◆ GIVEN TEXT

Introducing the concept of shares
In
any economy (financial system) there are two types of people, those who spend
and those who save. Practically these two people are the same because whenever
someone earns/gets money, normally a part of it is spent, and a part is saved.
Therefore, the economy is made of “surplus spending (total income that is
consumed)” and “net savers (the remainder of the economy that is not spent)”.
Usually,
the income that is not spent is stored
in banks, but that is not a very wise thing, because it can be invested and hence generate more
income. This means that instead of just storing y our money somewhere where it
only stays idle, you can put it somewhere where it can make you more money. Isn't this an appealing idea that your money works for you to bring in more
money? One way to do this is to invest
your money in the stock market. This concept will be explained hereunder,
and in subsequent posts.
In
the society there are people who want to start different companies or expand
existing companies, and these people need start up money to do so. Money needed
to start and run a company/business is called capital.
Sometimes
as someone wants to start or expand a company, they may not be able to come up
with enough money to do so, thus they have to find another means to be able to
get enough capital. They may choose to borrow money from external sources,
normally a bank (loan), or they may
get money by selling a part of their company ownership to someone else and use
the money as the finance they needed (equity).
When
a company needs a lot of money, and wants it in the form of equity, they may
not be able to get it from one particular person and so it may sell its “ownership”
to many people in the form of shares.
This company will divide its ownership in many (or few) shares and price them
equally, then sell them. A person can choose to buy as many of these as he/she
can afford and/or as many as they are available. This person will own the
particular company to the extent of the number of shares he/she owns, hence the
term “share”.

◆ WORK TO BE COMPLETED
Quote the passage on shares word for word, from "Therefore, the economy" to "in subsequent posts.".

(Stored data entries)
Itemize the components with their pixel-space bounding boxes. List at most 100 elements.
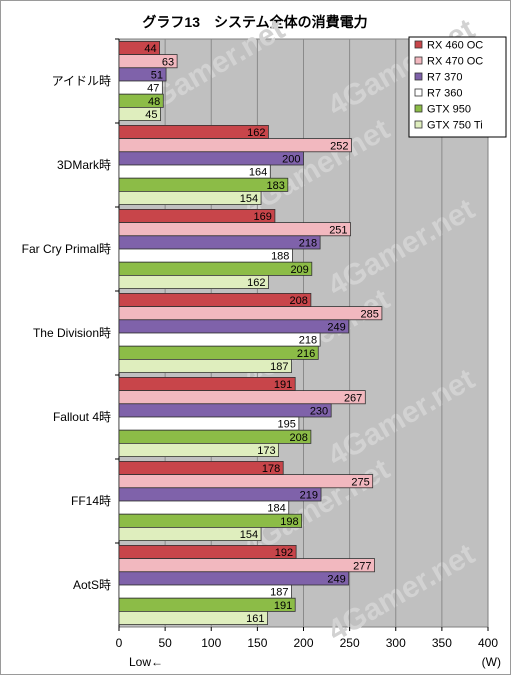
bar-value-label: 161 <box>246 613 264 625</box>
chart-legend: RX 460 OC RX 470 OC R7 370 R7 360 GTX 950 GTX… <box>408 36 507 138</box>
x-tick-label: 0 <box>116 636 123 650</box>
chart-title: グラフ13 システム全体の消費電力 <box>142 14 367 30</box>
bar <box>118 571 350 586</box>
bar <box>118 611 268 626</box>
bar <box>118 513 303 528</box>
bar-value-label: 154 <box>240 529 258 541</box>
category-label: 3DMark時 <box>57 158 111 172</box>
bar-value-label: 45 <box>145 109 157 121</box>
bar <box>118 429 312 444</box>
legend-label: R7 360 <box>427 88 462 100</box>
bar <box>118 416 300 431</box>
bar <box>118 222 351 237</box>
category-label: Fallout 4時 <box>53 410 111 424</box>
bar-value-label: 198 <box>280 516 298 528</box>
bar-value-label: 208 <box>290 432 308 444</box>
bar <box>118 125 269 140</box>
category-label: AotS時 <box>73 578 111 592</box>
bar <box>118 584 292 599</box>
bar-value-label: 230 <box>310 406 328 418</box>
x-tick-label: 100 <box>201 636 221 650</box>
bar-value-label: 216 <box>297 348 315 360</box>
x-tick-label: 350 <box>432 636 452 650</box>
bar <box>118 292 312 307</box>
legend-label: RX 460 OC <box>427 40 483 52</box>
bar <box>118 527 262 542</box>
bar <box>118 597 296 612</box>
bar-value-label: 218 <box>299 335 317 347</box>
bar-value-label: 275 <box>351 476 369 488</box>
bar <box>118 460 284 475</box>
bar-value-label: 63 <box>162 56 174 68</box>
bar-value-label: 208 <box>290 295 308 307</box>
bar-value-label: 209 <box>290 264 308 276</box>
bar <box>118 558 375 573</box>
bar-value-label: 187 <box>270 361 288 373</box>
bar-value-label: 187 <box>270 587 288 599</box>
bar-value-label: 195 <box>278 419 296 431</box>
x-tick-label: 150 <box>247 636 267 650</box>
bar-value-label: 162 <box>247 127 265 139</box>
legend-swatch <box>414 72 423 81</box>
bar-value-label: 267 <box>344 392 362 404</box>
x-tick-label: 250 <box>340 636 360 650</box>
legend-label: GTX 750 Ti <box>427 120 483 132</box>
bar-value-label: 249 <box>327 574 345 586</box>
bar <box>118 248 293 263</box>
bar-value-label: 249 <box>327 322 345 334</box>
legend-swatch <box>414 40 423 49</box>
legend-swatch <box>414 104 423 113</box>
category-label: The Division時 <box>33 326 111 340</box>
bar <box>118 442 279 457</box>
category-label: アイドル時 <box>52 74 111 88</box>
bar-value-label: 218 <box>299 238 317 250</box>
bar <box>118 164 271 179</box>
category-label: Far Cry Primal時 <box>22 242 111 256</box>
x-tick-label: 50 <box>158 636 172 650</box>
bar <box>118 332 321 347</box>
bar-value-label: 219 <box>300 490 318 502</box>
bar <box>118 261 313 276</box>
bar <box>118 208 276 223</box>
bar-value-label: 192 <box>275 547 293 559</box>
legend-label: GTX 950 <box>427 104 471 116</box>
legend-box <box>408 36 507 138</box>
bar-value-label: 200 <box>282 154 300 166</box>
bar <box>118 319 350 334</box>
bar <box>118 274 269 289</box>
bar <box>118 500 290 515</box>
bar-value-label: 47 <box>147 83 159 95</box>
bar <box>118 151 304 166</box>
bar-value-label: 178 <box>262 463 280 475</box>
x-tick-label: 300 <box>386 636 406 650</box>
bar-value-label: 164 <box>249 167 267 179</box>
bar-value-label: 188 <box>271 251 289 263</box>
bar <box>118 177 289 192</box>
bar <box>118 235 321 250</box>
bar-value-label: 251 <box>329 224 347 236</box>
legend-swatch <box>414 88 423 97</box>
category-labels: アイドル時 3DMark時 Far Cry Primal時 The Division時… <box>22 38 119 592</box>
x-tick-label: 200 <box>293 636 313 650</box>
bar-value-label: 48 <box>148 96 160 108</box>
bar <box>118 403 332 418</box>
bar-value-label: 173 <box>257 445 275 457</box>
bar-value-label: 154 <box>240 193 258 205</box>
legend-label: RX 470 OC <box>427 56 483 68</box>
bar-value-label: 191 <box>274 600 292 612</box>
legend-label: R7 370 <box>427 72 462 84</box>
bar <box>118 107 161 122</box>
bar-value-label: 184 <box>267 503 285 515</box>
category-label: FF14時 <box>71 494 111 508</box>
bar-value-label: 51 <box>151 70 163 82</box>
legend-swatch <box>414 56 423 65</box>
bar <box>118 345 319 360</box>
bar-value-label: 162 <box>247 277 265 289</box>
bar-value-label: 277 <box>353 560 371 572</box>
bar <box>118 358 292 373</box>
bar-value-label: 169 <box>254 211 272 223</box>
bar <box>118 487 322 502</box>
bar <box>118 190 262 205</box>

◆ ANSWER TO THE TASK
Therefore, the economy is made of “surplus spending (total income that is
consumed)” and “net savers (the remainder of the economy that is not spent)”.
Usually,
the income that is not spent is stored
in banks, but that is not a very wise thing, because it can be invested and hence generate more
income. This means that instead of just storing y our money somewhere where it
only stays idle, you can put it somewhere where it can make you more money. Isn't this an appealing idea that your money works for you to bring in more
money? One way to do this is to invest
your money in the stock market. This concept will be explained hereunder,
and in subsequent posts.